— start of RECORDS SUPPLIED —

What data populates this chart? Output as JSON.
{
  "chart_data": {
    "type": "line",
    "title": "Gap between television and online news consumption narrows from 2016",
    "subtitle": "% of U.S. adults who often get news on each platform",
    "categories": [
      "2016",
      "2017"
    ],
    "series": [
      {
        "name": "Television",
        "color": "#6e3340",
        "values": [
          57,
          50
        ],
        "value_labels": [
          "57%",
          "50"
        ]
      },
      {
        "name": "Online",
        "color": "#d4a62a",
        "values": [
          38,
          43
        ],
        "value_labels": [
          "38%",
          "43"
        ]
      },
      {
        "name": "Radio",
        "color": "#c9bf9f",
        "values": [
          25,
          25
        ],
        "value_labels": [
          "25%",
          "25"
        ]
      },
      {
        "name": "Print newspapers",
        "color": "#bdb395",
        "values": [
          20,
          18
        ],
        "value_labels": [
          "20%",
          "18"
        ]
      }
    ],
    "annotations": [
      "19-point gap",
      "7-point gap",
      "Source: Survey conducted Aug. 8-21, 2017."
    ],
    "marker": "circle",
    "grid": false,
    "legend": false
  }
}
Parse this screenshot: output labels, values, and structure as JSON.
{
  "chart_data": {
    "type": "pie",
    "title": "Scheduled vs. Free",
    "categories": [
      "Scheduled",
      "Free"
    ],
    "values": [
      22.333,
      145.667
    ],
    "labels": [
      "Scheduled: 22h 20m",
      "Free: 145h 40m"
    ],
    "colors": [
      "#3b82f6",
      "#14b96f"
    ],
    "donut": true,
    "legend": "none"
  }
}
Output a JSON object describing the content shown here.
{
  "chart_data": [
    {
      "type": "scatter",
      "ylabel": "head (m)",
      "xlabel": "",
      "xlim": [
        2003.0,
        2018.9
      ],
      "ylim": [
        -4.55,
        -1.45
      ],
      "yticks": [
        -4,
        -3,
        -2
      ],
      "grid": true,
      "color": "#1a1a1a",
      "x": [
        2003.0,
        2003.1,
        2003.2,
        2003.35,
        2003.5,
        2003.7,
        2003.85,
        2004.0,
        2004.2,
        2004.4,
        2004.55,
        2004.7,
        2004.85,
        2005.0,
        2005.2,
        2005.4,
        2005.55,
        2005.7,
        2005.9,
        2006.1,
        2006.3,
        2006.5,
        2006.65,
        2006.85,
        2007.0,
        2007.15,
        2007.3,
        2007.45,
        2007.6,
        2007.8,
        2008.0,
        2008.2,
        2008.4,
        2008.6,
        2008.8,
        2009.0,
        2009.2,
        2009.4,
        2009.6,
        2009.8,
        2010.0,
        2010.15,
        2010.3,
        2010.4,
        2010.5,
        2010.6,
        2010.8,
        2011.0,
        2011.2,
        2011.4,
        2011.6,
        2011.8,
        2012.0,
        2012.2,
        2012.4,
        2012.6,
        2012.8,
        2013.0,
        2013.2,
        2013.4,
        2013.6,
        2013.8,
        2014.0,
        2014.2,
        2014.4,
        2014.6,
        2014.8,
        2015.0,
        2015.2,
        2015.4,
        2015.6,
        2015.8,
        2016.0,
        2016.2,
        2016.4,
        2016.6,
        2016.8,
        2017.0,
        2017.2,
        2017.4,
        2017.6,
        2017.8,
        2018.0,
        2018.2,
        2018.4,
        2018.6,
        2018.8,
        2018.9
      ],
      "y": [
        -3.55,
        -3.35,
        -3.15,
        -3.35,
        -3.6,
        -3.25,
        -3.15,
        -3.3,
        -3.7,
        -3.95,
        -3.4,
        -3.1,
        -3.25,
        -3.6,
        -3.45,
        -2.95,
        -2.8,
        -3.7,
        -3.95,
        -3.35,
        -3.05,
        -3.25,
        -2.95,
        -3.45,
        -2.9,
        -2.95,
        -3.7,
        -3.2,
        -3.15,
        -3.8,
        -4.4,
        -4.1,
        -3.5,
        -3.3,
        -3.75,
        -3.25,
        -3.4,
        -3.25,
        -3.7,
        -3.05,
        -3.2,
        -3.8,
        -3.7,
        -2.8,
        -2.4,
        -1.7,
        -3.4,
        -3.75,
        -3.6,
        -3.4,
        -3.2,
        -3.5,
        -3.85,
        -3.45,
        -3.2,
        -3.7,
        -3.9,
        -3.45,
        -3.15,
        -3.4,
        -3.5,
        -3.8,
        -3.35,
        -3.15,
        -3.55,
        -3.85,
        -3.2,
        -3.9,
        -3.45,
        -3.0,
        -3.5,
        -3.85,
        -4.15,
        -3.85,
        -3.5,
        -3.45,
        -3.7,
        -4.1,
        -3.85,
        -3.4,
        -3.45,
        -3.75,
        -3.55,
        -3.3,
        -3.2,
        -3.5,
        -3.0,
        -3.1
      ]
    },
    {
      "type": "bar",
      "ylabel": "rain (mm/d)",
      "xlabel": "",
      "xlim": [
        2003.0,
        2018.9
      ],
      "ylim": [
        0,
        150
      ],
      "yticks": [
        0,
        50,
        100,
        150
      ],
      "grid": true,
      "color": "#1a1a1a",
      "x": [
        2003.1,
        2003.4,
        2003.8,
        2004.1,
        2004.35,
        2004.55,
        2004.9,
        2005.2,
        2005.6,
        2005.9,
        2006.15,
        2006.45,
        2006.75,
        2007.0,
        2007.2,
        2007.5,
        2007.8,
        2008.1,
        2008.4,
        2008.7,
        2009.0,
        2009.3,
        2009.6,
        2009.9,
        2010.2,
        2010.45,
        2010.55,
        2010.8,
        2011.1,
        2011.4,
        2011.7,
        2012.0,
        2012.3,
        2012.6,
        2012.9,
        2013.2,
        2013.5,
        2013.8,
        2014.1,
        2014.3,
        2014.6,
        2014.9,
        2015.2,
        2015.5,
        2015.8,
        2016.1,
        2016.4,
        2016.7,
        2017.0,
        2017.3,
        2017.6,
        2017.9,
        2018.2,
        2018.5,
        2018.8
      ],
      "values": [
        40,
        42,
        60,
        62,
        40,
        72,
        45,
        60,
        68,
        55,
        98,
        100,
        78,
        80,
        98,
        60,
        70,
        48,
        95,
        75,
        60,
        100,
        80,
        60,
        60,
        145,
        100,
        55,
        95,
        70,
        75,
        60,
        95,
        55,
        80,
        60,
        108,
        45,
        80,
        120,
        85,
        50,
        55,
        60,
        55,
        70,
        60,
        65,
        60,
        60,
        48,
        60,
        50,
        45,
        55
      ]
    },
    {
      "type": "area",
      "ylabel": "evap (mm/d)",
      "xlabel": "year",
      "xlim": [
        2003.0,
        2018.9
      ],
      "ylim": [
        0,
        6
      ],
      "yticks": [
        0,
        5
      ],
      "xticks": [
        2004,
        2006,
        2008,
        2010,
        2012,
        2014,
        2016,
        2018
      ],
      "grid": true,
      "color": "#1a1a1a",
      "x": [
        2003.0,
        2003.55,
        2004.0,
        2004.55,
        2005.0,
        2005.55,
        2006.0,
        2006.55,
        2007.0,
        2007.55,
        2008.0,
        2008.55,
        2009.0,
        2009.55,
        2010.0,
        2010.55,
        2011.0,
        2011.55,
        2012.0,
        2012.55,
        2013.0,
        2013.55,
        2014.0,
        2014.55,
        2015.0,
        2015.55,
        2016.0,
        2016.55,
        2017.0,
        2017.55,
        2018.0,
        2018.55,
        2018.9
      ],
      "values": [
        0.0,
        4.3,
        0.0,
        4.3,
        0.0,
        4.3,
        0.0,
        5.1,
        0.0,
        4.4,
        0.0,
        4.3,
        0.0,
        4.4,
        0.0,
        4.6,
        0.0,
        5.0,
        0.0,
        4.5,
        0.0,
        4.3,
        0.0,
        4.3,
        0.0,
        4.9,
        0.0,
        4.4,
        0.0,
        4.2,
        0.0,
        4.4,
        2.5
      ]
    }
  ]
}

— end of RECORDS SUPPLIED —

■ THE PROBLEM
Type out the entries again, word for word.

■ FULL RESPONSE
What data populates this chart? Output as JSON.
{
  "chart_data": {
    "type": "line",
    "title": "Gap between television and online news consumption narrows from 2016",
    "subtitle": "% of U.S. adults who often get news on each platform",
    "categories": [
      "2016",
      "2017"
    ],
    "series": [
      {
        "name": "Television",
        "color": "#6e3340",
        "values": [
          57,
          50
        ],
        "value_labels": [
          "57%",
          "50"
        ]
      },
      {
        "name": "Online",
        "color": "#d4a62a",
        "values": [
          38,
          43
        ],
        "value_labels": [
          "38%",
          "43"
        ]
      },
      {
        "name": "Radio",
        "color": "#c9bf9f",
        "values": [
          25,
          25
        ],
        "value_labels": [
          "25%",
          "25"
        ]
      },
      {
        "name": "Print newspapers",
        "color": "#bdb395",
        "values": [
          20,
          18
        ],
        "value_labels": [
          "20%",
          "18"
        ]
      }
    ],
    "annotations": [
      "19-point gap",
      "7-point gap",
      "Source: Survey conducted Aug. 8-21, 2017."
    ],
    "marker": "circle",
    "grid": false,
    "legend": false
  }
}
Parse this screenshot: output labels, values, and structure as JSON.
{
  "chart_data": {
    "type": "pie",
    "title": "Scheduled vs. Free",
    "categories": [
      "Scheduled",
      "Free"
    ],
    "values": [
      22.333,
      145.667
    ],
    "labels": [
      "Scheduled: 22h 20m",
      "Free: 145h 40m"
    ],
    "colors": [
      "#3b82f6",
      "#14b96f"
    ],
    "donut": true,
    "legend": "none"
  }
}
Output a JSON object describing the content shown here.
{
  "chart_data": [
    {
      "type": "scatter",
      "ylabel": "head (m)",
      "xlabel": "",
      "xlim": [
        2003.0,
        2018.9
      ],
      "ylim": [
        -4.55,
        -1.45
      ],
      "yticks": [
        -4,
        -3,
        -2
      ],
      "grid": true,
      "color": "#1a1a1a",
      "x": [
        2003.0,
        2003.1,
        2003.2,
        2003.35,
        2003.5,
        2003.7,
        2003.85,
        2004.0,
        2004.2,
        2004.4,
        2004.55,
        2004.7,
        2004.85,
        2005.0,
        2005.2,
        2005.4,
        2005.55,
        2005.7,
        2005.9,
        2006.1,
        2006.3,
        2006.5,
        2006.65,
        2006.85,
        2007.0,
        2007.15,
        2007.3,
        2007.45,
        2007.6,
        2007.8,
        2008.0,
        2008.2,
        2008.4,
        2008.6,
        2008.8,
        2009.0,
        2009.2,
        2009.4,
        2009.6,
        2009.8,
        2010.0,
        2010.15,
        2010.3,
        2010.4,
        2010.5,
        2010.6,
        2010.8,
        2011.0,
        2011.2,
        2011.4,
        2011.6,
        2011.8,
        2012.0,
        2012.2,
        2012.4,
        2012.6,
        2012.8,
        2013.0,
        2013.2,
        2013.4,
        2013.6,
        2013.8,
        2014.0,
        2014.2,
        2014.4,
        2014.6,
        2014.8,
        2015.0,
        2015.2,
        2015.4,
        2015.6,
        2015.8,
        2016.0,
        2016.2,
        2016.4,
        2016.6,
        2016.8,
        2017.0,
        2017.2,
        2017.4,
        2017.6,
        2017.8,
        2018.0,
        2018.2,
        2018.4,
        2018.6,
        2018.8,
        2018.9
      ],
      "y": [
        -3.55,
        -3.35,
        -3.15,
        -3.35,
        -3.6,
        -3.25,
        -3.15,
        -3.3,
        -3.7,
        -3.95,
        -3.4,
        -3.1,
        -3.25,
        -3.6,
        -3.45,
        -2.95,
        -2.8,
        -3.7,
        -3.95,
        -3.35,
        -3.05,
        -3.25,
        -2.95,
        -3.45,
        -2.9,
        -2.95,
        -3.7,
        -3.2,
        -3.15,
        -3.8,
        -4.4,
        -4.1,
        -3.5,
        -3.3,
        -3.75,
        -3.25,
        -3.4,
        -3.25,
        -3.7,
        -3.05,
        -3.2,
        -3.8,
        -3.7,
        -2.8,
        -2.4,
        -1.7,
        -3.4,
        -3.75,
        -3.6,
        -3.4,
        -3.2,
        -3.5,
        -3.85,
        -3.45,
        -3.2,
        -3.7,
        -3.9,
        -3.45,
        -3.15,
        -3.4,
        -3.5,
        -3.8,
        -3.35,
        -3.15,
        -3.55,
        -3.85,
        -3.2,
        -3.9,
        -3.45,
        -3.0,
        -3.5,
        -3.85,
        -4.15,
        -3.85,
        -3.5,
        -3.45,
        -3.7,
        -4.1,
        -3.85,
        -3.4,
        -3.45,
        -3.75,
        -3.55,
        -3.3,
        -3.2,
        -3.5,
        -3.0,
        -3.1
      ]
    },
    {
      "type": "bar",
      "ylabel": "rain (mm/d)",
      "xlabel": "",
      "xlim": [
        2003.0,
        2018.9
      ],
      "ylim": [
        0,
        150
      ],
      "yticks": [
        0,
        50,
        100,
        150
      ],
      "grid": true,
      "color": "#1a1a1a",
      "x": [
        2003.1,
        2003.4,
        2003.8,
        2004.1,
        2004.35,
        2004.55,
        2004.9,
        2005.2,
        2005.6,
        2005.9,
        2006.15,
        2006.45,
        2006.75,
        2007.0,
        2007.2,
        2007.5,
        2007.8,
        2008.1,
        2008.4,
        2008.7,
        2009.0,
        2009.3,
        2009.6,
        2009.9,
        2010.2,
        2010.45,
        2010.55,
        2010.8,
        2011.1,
        2011.4,
        2011.7,
        2012.0,
        2012.3,
        2012.6,
        2012.9,
        2013.2,
        2013.5,
        2013.8,
        2014.1,
        2014.3,
        2014.6,
        2014.9,
        2015.2,
        2015.5,
        2015.8,
        2016.1,
        2016.4,
        2016.7,
        2017.0,
        2017.3,
        2017.6,
        2017.9,
        2018.2,
        2018.5,
        2018.8
      ],
      "values": [
        40,
        42,
        60,
        62,
        40,
        72,
        45,
        60,
        68,
        55,
        98,
        100,
        78,
        80,
        98,
        60,
        70,
        48,
        95,
        75,
        60,
        100,
        80,
        60,
        60,
        145,
        100,
        55,
        95,
        70,
        75,
        60,
        95,
        55,
        80,
        60,
        108,
        45,
        80,
        120,
        85,
        50,
        55,
        60,
        55,
        70,
        60,
        65,
        60,
        60,
        48,
        60,
        50,
        45,
        55
      ]
    },
    {
      "type": "area",
      "ylabel": "evap (mm/d)",
      "xlabel": "year",
      "xlim": [
        2003.0,
        2018.9
      ],
      "ylim": [
        0,
        6
      ],
      "yticks": [
        0,
        5
      ],
      "xticks": [
        2004,
        2006,
        2008,
        2010,
        2012,
        2014,
        2016,
        2018
      ],
      "grid": true,
      "color": "#1a1a1a",
      "x": [
        2003.0,
        2003.55,
        2004.0,
        2004.55,
        2005.0,
        2005.55,
        2006.0,
        2006.55,
        2007.0,
        2007.55,
        2008.0,
        2008.55,
        2009.0,
        2009.55,
        2010.0,
        2010.55,
        2011.0,
        2011.55,
        2012.0,
        2012.55,
        2013.0,
        2013.55,
        2014.0,
        2014.55,
        2015.0,
        2015.55,
        2016.0,
        2016.55,
        2017.0,
        2017.55,
        2018.0,
        2018.55,
        2018.9
      ],
      "values": [
        0.0,
        4.3,
        0.0,
        4.3,
        0.0,
        4.3,
        0.0,
        5.1,
        0.0,
        4.4,
        0.0,
        4.3,
        0.0,
        4.4,
        0.0,
        4.6,
        0.0,
        5.0,
        0.0,
        4.5,
        0.0,
        4.3,
        0.0,
        4.3,
        0.0,
        4.9,
        0.0,
        4.4,
        0.0,
        4.2,
        0.0,
        4.4,
        2.5
      ]
    }
  ]
}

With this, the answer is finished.